▶ **EXERCISE DESCRIPTION**
Images appear in the records below; leave them out and repeat everything else exactly.

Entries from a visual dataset
***

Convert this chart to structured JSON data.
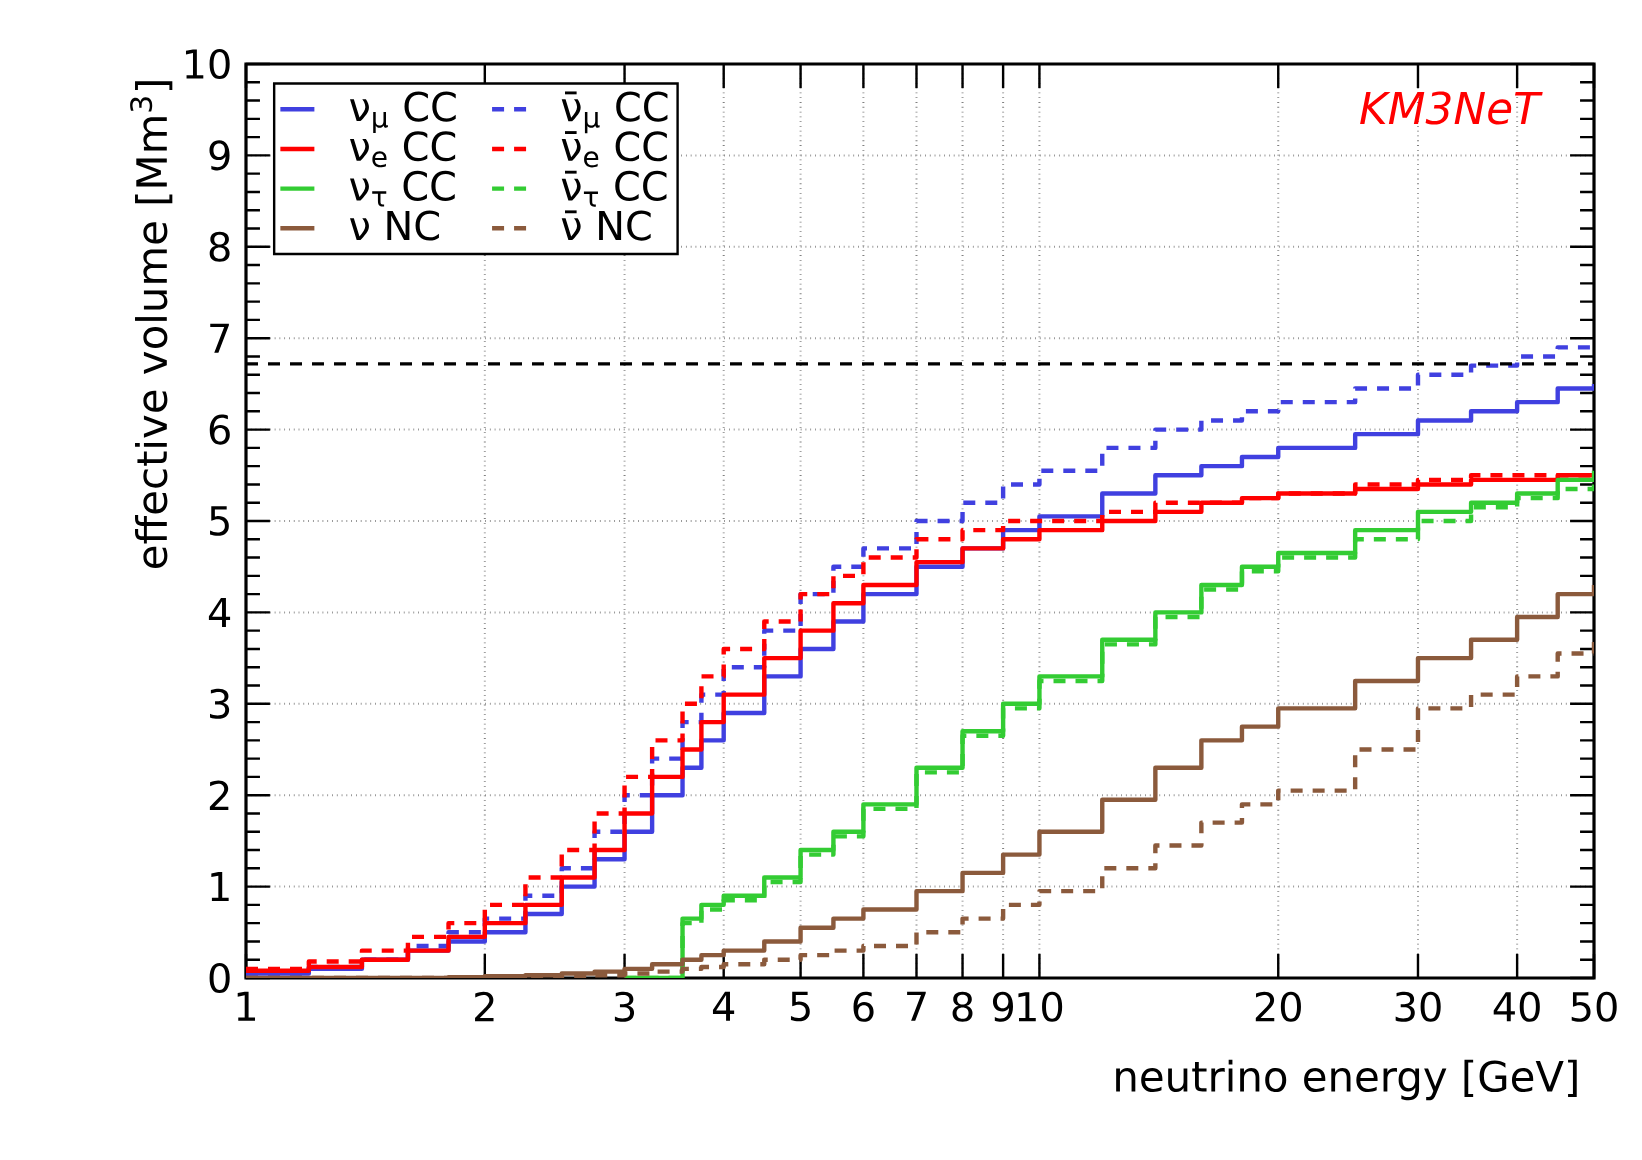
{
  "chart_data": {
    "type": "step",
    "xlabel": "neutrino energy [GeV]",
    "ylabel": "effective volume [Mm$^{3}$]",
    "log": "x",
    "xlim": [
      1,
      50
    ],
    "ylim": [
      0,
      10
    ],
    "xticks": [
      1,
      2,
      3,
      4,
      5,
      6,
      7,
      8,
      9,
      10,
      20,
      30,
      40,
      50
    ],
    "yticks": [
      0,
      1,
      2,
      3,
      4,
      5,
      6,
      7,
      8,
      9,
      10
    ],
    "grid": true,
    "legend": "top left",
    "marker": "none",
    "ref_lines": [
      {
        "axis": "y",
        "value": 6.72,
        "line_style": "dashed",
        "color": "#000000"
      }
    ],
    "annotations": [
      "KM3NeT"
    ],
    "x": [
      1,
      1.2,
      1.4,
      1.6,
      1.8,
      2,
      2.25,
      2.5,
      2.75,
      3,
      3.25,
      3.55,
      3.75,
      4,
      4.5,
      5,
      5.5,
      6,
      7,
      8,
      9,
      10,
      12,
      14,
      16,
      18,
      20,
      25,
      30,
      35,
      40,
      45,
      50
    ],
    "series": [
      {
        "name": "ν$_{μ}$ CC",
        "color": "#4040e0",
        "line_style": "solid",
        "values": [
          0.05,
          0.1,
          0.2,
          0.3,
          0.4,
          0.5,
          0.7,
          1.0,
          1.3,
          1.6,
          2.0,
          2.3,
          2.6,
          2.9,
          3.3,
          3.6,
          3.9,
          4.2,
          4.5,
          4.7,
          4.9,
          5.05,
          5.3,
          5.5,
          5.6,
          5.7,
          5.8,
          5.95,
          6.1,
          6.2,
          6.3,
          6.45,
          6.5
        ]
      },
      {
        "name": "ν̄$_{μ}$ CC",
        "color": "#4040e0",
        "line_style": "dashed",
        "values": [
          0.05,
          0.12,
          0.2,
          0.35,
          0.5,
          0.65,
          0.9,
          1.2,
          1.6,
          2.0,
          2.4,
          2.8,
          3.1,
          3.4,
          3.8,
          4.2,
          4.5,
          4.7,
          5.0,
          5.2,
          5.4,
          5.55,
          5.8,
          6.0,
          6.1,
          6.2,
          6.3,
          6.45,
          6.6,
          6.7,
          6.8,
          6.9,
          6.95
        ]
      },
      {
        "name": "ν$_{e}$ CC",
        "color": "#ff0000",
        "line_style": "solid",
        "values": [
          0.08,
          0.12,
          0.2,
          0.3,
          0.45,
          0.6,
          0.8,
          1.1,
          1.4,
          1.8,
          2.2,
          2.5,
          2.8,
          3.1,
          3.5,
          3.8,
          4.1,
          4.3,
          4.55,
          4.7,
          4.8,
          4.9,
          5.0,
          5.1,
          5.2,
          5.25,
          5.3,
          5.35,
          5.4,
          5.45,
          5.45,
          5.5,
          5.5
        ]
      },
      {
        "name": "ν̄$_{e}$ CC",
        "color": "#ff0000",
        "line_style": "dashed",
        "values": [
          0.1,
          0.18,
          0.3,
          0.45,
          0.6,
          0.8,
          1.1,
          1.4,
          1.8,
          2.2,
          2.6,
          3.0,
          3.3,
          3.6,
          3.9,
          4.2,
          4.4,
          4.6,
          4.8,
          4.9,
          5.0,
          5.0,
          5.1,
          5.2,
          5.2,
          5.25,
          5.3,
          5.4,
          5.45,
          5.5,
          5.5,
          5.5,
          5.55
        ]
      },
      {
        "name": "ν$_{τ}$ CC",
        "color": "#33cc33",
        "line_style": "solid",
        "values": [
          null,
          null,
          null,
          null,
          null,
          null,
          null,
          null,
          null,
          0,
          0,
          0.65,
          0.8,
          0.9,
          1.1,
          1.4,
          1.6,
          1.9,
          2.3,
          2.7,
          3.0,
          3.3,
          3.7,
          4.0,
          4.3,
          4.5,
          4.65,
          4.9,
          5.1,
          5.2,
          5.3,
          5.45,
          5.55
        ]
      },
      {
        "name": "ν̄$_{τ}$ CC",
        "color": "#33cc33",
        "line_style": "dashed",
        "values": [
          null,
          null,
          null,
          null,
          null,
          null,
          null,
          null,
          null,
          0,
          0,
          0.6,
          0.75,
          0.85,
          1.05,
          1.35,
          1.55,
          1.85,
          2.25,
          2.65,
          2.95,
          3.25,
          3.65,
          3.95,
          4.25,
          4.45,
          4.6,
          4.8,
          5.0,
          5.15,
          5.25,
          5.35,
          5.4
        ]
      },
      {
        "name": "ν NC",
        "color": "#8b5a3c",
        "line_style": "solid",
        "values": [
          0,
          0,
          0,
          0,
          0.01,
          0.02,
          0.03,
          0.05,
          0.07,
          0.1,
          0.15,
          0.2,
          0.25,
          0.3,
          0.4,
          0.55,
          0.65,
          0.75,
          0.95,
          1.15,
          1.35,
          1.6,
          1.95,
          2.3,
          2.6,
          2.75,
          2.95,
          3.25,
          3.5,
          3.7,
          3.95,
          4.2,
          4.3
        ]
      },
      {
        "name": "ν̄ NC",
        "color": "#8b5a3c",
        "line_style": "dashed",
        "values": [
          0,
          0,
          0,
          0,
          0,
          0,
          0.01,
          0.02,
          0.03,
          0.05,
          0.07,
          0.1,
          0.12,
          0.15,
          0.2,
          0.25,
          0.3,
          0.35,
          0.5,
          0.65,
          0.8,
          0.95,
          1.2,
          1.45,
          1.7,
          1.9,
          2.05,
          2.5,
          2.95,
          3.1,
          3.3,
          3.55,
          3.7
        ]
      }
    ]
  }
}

***

▶ **WRITTEN RESPONSE**
Convert this chart to structured JSON data.
{
  "chart_data": {
    "type": "step",
    "xlabel": "neutrino energy [GeV]",
    "ylabel": "effective volume [Mm$^{3}$]",
    "log": "x",
    "xlim": [
      1,
      50
    ],
    "ylim": [
      0,
      10
    ],
    "xticks": [
      1,
      2,
      3,
      4,
      5,
      6,
      7,
      8,
      9,
      10,
      20,
      30,
      40,
      50
    ],
    "yticks": [
      0,
      1,
      2,
      3,
      4,
      5,
      6,
      7,
      8,
      9,
      10
    ],
    "grid": true,
    "legend": "top left",
    "marker": "none",
    "ref_lines": [
      {
        "axis": "y",
        "value": 6.72,
        "line_style": "dashed",
        "color": "#000000"
      }
    ],
    "annotations": [
      "KM3NeT"
    ],
    "x": [
      1,
      1.2,
      1.4,
      1.6,
      1.8,
      2,
      2.25,
      2.5,
      2.75,
      3,
      3.25,
      3.55,
      3.75,
      4,
      4.5,
      5,
      5.5,
      6,
      7,
      8,
      9,
      10,
      12,
      14,
      16,
      18,
      20,
      25,
      30,
      35,
      40,
      45,
      50
    ],
    "series": [
      {
        "name": "ν$_{μ}$ CC",
        "color": "#4040e0",
        "line_style": "solid",
        "values": [
          0.05,
          0.1,
          0.2,
          0.3,
          0.4,
          0.5,
          0.7,
          1.0,
          1.3,
          1.6,
          2.0,
          2.3,
          2.6,
          2.9,
          3.3,
          3.6,
          3.9,
          4.2,
          4.5,
          4.7,
          4.9,
          5.05,
          5.3,
          5.5,
          5.6,
          5.7,
          5.8,
          5.95,
          6.1,
          6.2,
          6.3,
          6.45,
          6.5
        ]
      },
      {
        "name": "ν̄$_{μ}$ CC",
        "color": "#4040e0",
        "line_style": "dashed",
        "values": [
          0.05,
          0.12,
          0.2,
          0.35,
          0.5,
          0.65,
          0.9,
          1.2,
          1.6,
          2.0,
          2.4,
          2.8,
          3.1,
          3.4,
          3.8,
          4.2,
          4.5,
          4.7,
          5.0,
          5.2,
          5.4,
          5.55,
          5.8,
          6.0,
          6.1,
          6.2,
          6.3,
          6.45,
          6.6,
          6.7,
          6.8,
          6.9,
          6.95
        ]
      },
      {
        "name": "ν$_{e}$ CC",
        "color": "#ff0000",
        "line_style": "solid",
        "values": [
          0.08,
          0.12,
          0.2,
          0.3,
          0.45,
          0.6,
          0.8,
          1.1,
          1.4,
          1.8,
          2.2,
          2.5,
          2.8,
          3.1,
          3.5,
          3.8,
          4.1,
          4.3,
          4.55,
          4.7,
          4.8,
          4.9,
          5.0,
          5.1,
          5.2,
          5.25,
          5.3,
          5.35,
          5.4,
          5.45,
          5.45,
          5.5,
          5.5
        ]
      },
      {
        "name": "ν̄$_{e}$ CC",
        "color": "#ff0000",
        "line_style": "dashed",
        "values": [
          0.1,
          0.18,
          0.3,
          0.45,
          0.6,
          0.8,
          1.1,
          1.4,
          1.8,
          2.2,
          2.6,
          3.0,
          3.3,
          3.6,
          3.9,
          4.2,
          4.4,
          4.6,
          4.8,
          4.9,
          5.0,
          5.0,
          5.1,
          5.2,
          5.2,
          5.25,
          5.3,
          5.4,
          5.45,
          5.5,
          5.5,
          5.5,
          5.55
        ]
      },
      {
        "name": "ν$_{τ}$ CC",
        "color": "#33cc33",
        "line_style": "solid",
        "values": [
          null,
          null,
          null,
          null,
          null,
          null,
          null,
          null,
          null,
          0,
          0,
          0.65,
          0.8,
          0.9,
          1.1,
          1.4,
          1.6,
          1.9,
          2.3,
          2.7,
          3.0,
          3.3,
          3.7,
          4.0,
          4.3,
          4.5,
          4.65,
          4.9,
          5.1,
          5.2,
          5.3,
          5.45,
          5.55
        ]
      },
      {
        "name": "ν̄$_{τ}$ CC",
        "color": "#33cc33",
        "line_style": "dashed",
        "values": [
          null,
          null,
          null,
          null,
          null,
          null,
          null,
          null,
          null,
          0,
          0,
          0.6,
          0.75,
          0.85,
          1.05,
          1.35,
          1.55,
          1.85,
          2.25,
          2.65,
          2.95,
          3.25,
          3.65,
          3.95,
          4.25,
          4.45,
          4.6,
          4.8,
          5.0,
          5.15,
          5.25,
          5.35,
          5.4
        ]
      },
      {
        "name": "ν NC",
        "color": "#8b5a3c",
        "line_style": "solid",
        "values": [
          0,
          0,
          0,
          0,
          0.01,
          0.02,
          0.03,
          0.05,
          0.07,
          0.1,
          0.15,
          0.2,
          0.25,
          0.3,
          0.4,
          0.55,
          0.65,
          0.75,
          0.95,
          1.15,
          1.35,
          1.6,
          1.95,
          2.3,
          2.6,
          2.75,
          2.95,
          3.25,
          3.5,
          3.7,
          3.95,
          4.2,
          4.3
        ]
      },
      {
        "name": "ν̄ NC",
        "color": "#8b5a3c",
        "line_style": "dashed",
        "values": [
          0,
          0,
          0,
          0,
          0,
          0,
          0.01,
          0.02,
          0.03,
          0.05,
          0.07,
          0.1,
          0.12,
          0.15,
          0.2,
          0.25,
          0.3,
          0.35,
          0.5,
          0.65,
          0.8,
          0.95,
          1.2,
          1.45,
          1.7,
          1.9,
          2.05,
          2.5,
          2.95,
          3.1,
          3.3,
          3.55,
          3.7
        ]
      }
    ]
  }
}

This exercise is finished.